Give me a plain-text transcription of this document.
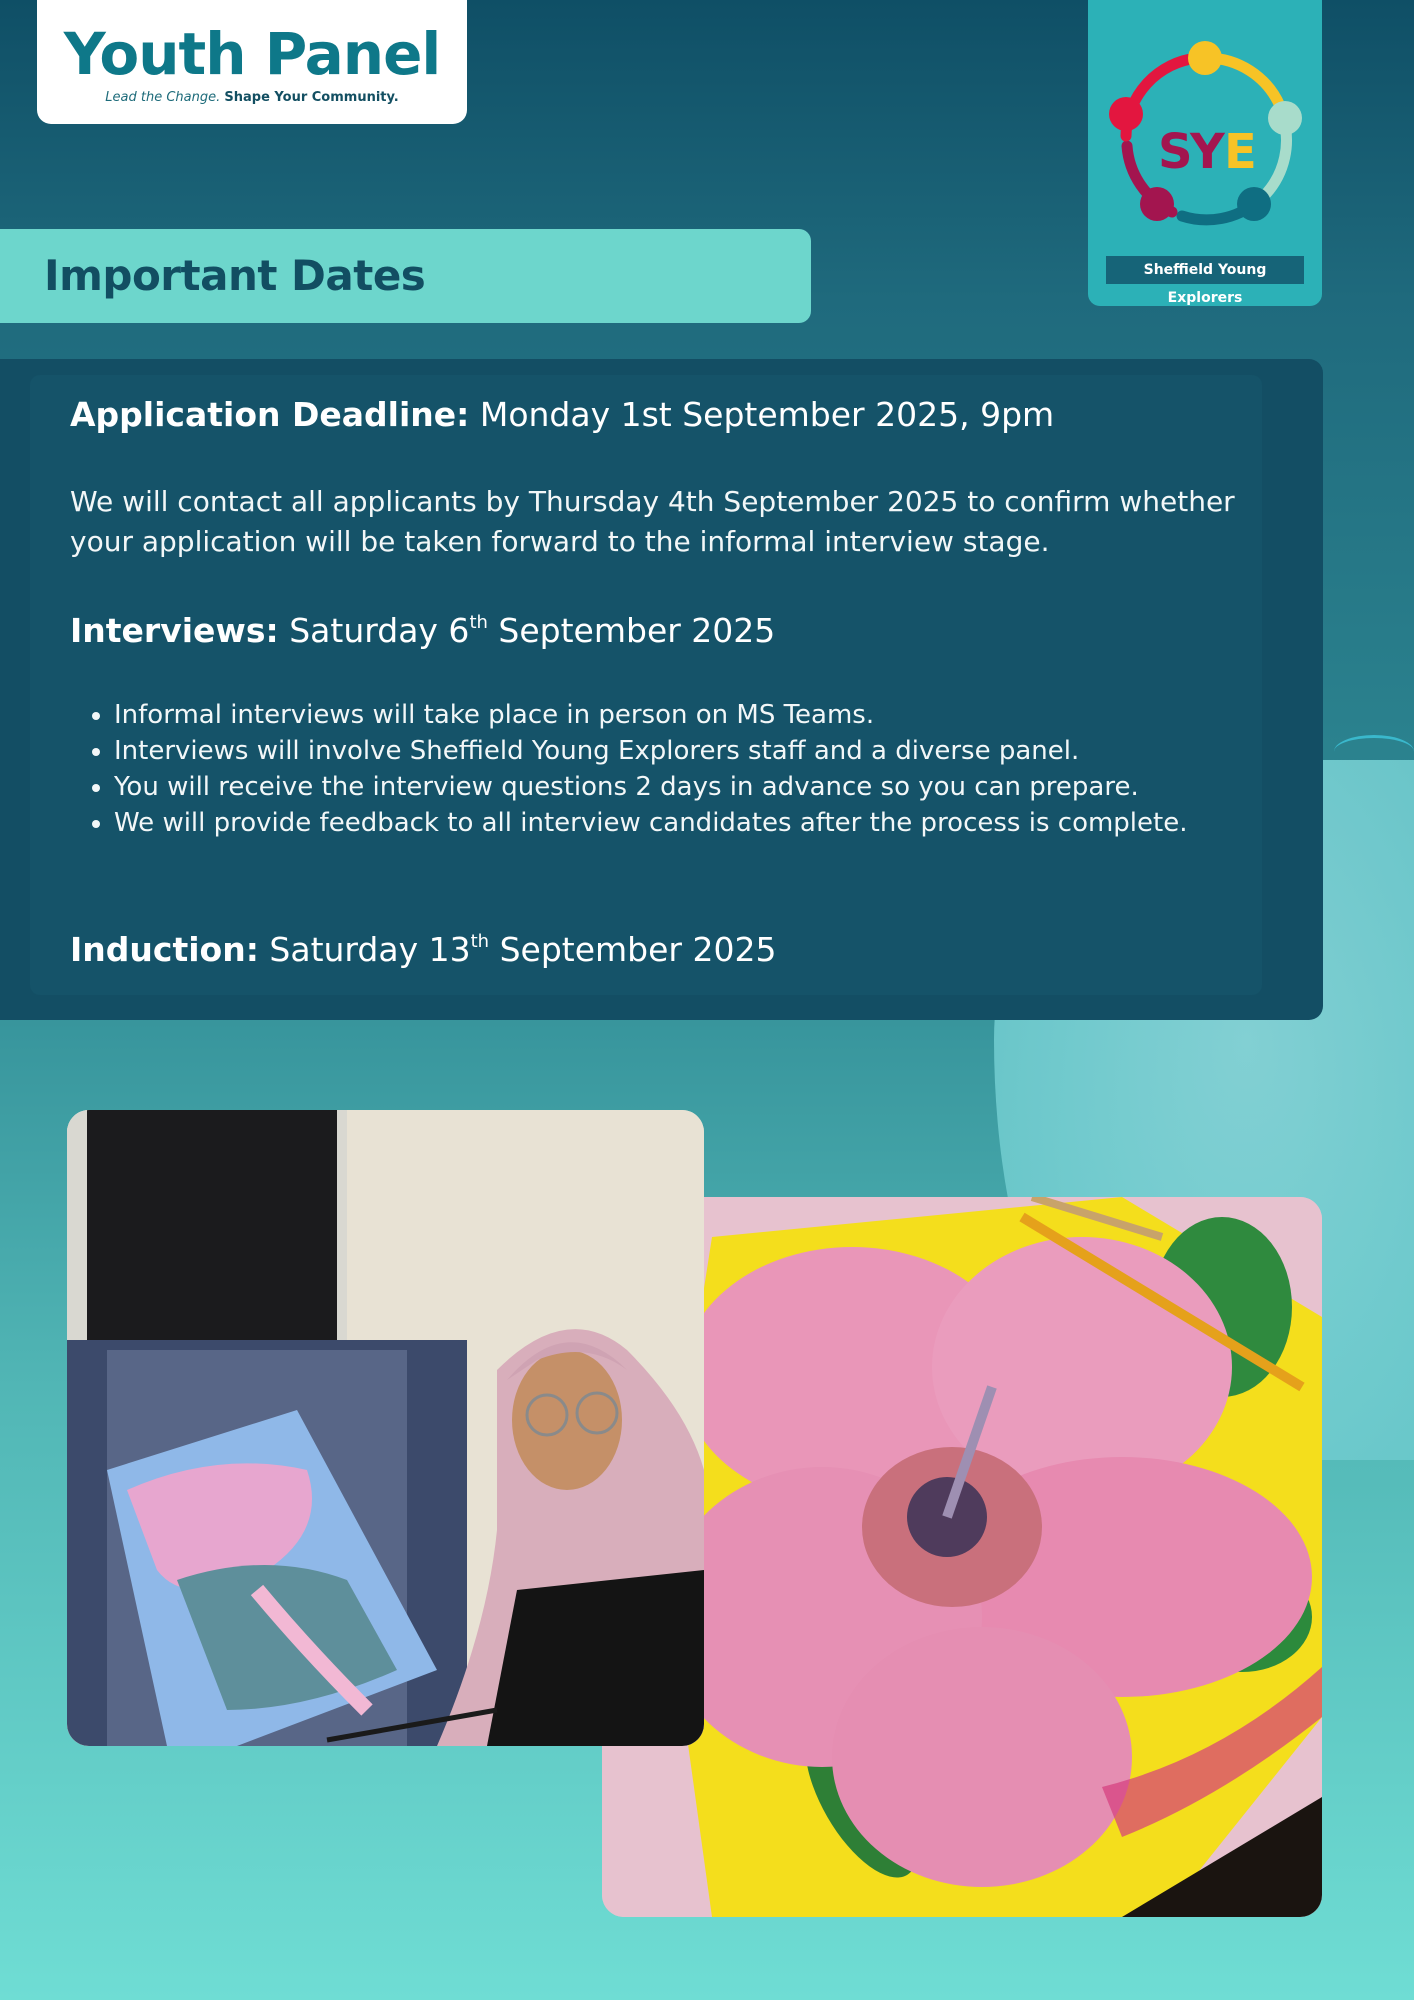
Youth Panel
Lead the Change. Shape Your Community.
S
Y E
Sheffield Young Explorers
Important Dates
Application Deadline: Monday 1st September 2025, 9pm
We will contact all applicants by Thursday 4th September 2025 to confirm whether your application will be taken forward to the informal interview stage.
Interviews: Saturday 6th September 2025
• Informal interviews will take place in person on MS Teams.
• Interviews will involve Sheffield Young Explorers staff and a diverse panel.
• You will receive the interview questions 2 days in advance so you can prepare.
• We will provide feedback to all interview candidates after the process is complete.
Induction: Saturday 13th September 2025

→ Problem:
Copy every entry exactly as written. Pictures are excluded.

→ Answer for the task:
Give me a plain-text transcription of this document.
Youth Panel
Lead the Change. Shape Your Community.
S
Y E
Sheffield Young Explorers
Important Dates
Application Deadline: Monday 1st September 2025, 9pm
We will contact all applicants by Thursday 4th September 2025 to confirm whether your application will be taken forward to the informal interview stage.
Interviews: Saturday 6th September 2025
• Informal interviews will take place in person on MS Teams.
• Interviews will involve Sheffield Young Explorers staff and a diverse panel.
• You will receive the interview questions 2 days in advance so you can prepare.
• We will provide feedback to all interview candidates after the process is complete.
Induction: Saturday 13th September 2025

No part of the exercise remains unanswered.